━━━━━ DATA FOR THE TASK

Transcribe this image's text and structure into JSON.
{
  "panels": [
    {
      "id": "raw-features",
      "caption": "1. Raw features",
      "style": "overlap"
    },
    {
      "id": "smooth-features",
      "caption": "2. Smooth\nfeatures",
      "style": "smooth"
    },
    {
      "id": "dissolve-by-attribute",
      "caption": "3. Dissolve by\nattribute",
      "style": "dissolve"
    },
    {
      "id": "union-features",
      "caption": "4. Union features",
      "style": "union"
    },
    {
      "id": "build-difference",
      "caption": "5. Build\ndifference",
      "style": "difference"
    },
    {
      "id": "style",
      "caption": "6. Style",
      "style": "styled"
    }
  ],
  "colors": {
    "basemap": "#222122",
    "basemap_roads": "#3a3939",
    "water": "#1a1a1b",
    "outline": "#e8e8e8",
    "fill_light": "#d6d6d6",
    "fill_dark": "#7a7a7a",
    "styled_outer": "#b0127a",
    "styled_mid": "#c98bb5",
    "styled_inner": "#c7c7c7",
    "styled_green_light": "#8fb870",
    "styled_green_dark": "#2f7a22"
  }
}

━━━━━━━━━━

## [WHAT YOU SHOULD DO]
Extract all of the data above and output it character for character.

## [ANSWER TO THIS PROBLEM]
Transcribe this image's text and structure into JSON.
{
  "panels": [
    {
      "id": "raw-features",
      "caption": "1. Raw features",
      "style": "overlap"
    },
    {
      "id": "smooth-features",
      "caption": "2. Smooth\nfeatures",
      "style": "smooth"
    },
    {
      "id": "dissolve-by-attribute",
      "caption": "3. Dissolve by\nattribute",
      "style": "dissolve"
    },
    {
      "id": "union-features",
      "caption": "4. Union features",
      "style": "union"
    },
    {
      "id": "build-difference",
      "caption": "5. Build\ndifference",
      "style": "difference"
    },
    {
      "id": "style",
      "caption": "6. Style",
      "style": "styled"
    }
  ],
  "colors": {
    "basemap": "#222122",
    "basemap_roads": "#3a3939",
    "water": "#1a1a1b",
    "outline": "#e8e8e8",
    "fill_light": "#d6d6d6",
    "fill_dark": "#7a7a7a",
    "styled_outer": "#b0127a",
    "styled_mid": "#c98bb5",
    "styled_inner": "#c7c7c7",
    "styled_green_light": "#8fb870",
    "styled_green_dark": "#2f7a22"
  }
}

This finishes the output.